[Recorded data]
····················

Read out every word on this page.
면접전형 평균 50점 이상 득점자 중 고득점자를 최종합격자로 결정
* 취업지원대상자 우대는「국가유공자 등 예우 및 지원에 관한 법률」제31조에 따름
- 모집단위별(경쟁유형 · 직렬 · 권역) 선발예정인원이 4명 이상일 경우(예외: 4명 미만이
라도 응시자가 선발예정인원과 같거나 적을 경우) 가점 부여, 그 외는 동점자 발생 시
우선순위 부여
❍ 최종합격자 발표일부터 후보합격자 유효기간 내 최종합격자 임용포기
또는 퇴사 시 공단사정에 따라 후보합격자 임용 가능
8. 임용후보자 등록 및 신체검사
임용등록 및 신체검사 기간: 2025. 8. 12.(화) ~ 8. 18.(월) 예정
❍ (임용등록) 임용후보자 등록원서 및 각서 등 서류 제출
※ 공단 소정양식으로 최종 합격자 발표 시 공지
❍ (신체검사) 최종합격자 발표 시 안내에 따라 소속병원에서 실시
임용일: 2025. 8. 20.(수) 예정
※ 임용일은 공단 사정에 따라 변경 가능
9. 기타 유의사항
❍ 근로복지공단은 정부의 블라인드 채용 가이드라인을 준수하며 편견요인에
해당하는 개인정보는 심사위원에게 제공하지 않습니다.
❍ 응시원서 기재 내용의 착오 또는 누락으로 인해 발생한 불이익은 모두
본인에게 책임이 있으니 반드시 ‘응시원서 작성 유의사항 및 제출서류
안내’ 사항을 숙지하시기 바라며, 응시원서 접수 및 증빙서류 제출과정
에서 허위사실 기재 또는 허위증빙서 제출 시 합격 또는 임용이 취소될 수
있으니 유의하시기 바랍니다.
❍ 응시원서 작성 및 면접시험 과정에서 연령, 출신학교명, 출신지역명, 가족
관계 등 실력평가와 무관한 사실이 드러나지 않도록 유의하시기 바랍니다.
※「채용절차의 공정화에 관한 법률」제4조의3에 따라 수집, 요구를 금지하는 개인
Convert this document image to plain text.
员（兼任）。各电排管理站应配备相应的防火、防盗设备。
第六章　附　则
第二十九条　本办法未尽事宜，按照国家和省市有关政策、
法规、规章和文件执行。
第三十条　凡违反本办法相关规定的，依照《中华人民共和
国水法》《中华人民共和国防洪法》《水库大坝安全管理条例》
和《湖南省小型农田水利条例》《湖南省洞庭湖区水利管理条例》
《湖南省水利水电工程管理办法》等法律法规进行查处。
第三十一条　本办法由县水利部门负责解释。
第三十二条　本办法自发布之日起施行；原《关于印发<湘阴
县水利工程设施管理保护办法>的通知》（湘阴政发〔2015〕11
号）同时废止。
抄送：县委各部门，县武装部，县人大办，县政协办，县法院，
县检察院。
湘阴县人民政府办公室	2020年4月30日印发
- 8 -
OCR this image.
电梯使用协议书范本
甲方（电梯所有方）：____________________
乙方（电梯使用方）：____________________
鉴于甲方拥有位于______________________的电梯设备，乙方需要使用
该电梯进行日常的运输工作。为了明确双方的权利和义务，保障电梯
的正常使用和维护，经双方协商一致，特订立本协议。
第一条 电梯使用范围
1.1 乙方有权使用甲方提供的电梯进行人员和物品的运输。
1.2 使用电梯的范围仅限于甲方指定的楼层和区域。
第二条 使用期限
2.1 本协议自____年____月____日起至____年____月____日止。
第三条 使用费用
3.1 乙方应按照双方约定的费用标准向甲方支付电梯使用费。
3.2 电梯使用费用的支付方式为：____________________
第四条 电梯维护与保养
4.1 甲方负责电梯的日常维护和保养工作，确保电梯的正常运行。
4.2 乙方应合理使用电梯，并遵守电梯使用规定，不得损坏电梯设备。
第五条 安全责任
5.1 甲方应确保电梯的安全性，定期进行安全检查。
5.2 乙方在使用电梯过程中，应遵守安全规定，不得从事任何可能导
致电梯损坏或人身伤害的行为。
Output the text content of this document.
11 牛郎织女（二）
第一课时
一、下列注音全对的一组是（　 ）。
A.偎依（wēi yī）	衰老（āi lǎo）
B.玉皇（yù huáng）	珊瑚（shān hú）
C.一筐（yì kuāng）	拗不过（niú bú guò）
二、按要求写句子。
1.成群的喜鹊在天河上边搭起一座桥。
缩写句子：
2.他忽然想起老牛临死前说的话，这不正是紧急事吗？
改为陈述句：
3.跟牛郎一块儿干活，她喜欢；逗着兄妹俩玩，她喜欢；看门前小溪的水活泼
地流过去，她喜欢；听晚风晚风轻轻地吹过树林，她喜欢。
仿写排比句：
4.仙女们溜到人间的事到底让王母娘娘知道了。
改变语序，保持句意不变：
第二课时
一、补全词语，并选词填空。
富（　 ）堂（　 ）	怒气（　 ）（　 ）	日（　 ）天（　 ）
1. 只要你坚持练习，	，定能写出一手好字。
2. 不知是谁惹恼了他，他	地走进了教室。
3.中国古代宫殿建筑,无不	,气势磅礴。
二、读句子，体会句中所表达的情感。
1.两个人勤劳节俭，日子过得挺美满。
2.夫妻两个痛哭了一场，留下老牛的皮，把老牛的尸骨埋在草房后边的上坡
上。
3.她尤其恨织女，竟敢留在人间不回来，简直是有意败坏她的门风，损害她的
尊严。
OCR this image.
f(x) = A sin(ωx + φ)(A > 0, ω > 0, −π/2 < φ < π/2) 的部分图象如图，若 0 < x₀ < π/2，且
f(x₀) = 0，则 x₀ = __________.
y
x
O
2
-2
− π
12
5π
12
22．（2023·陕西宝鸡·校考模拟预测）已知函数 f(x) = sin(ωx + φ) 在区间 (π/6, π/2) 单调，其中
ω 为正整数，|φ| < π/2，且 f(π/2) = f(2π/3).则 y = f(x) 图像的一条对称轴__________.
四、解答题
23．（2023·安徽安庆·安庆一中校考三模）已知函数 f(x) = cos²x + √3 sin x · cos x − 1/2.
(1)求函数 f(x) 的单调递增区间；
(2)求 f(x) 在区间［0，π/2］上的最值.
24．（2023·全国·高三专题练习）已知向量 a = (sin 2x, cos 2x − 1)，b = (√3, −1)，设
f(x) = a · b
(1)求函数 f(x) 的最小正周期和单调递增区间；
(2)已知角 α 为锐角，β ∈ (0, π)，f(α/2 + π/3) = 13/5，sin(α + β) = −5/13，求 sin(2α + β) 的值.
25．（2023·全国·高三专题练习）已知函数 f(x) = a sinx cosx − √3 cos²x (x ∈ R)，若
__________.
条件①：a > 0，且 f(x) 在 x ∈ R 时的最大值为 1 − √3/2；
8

····················

> Requirement
Extract lines where the string "document" occurs.

> Worked solution
Convert this document image to plain text.
Output the text content of this document.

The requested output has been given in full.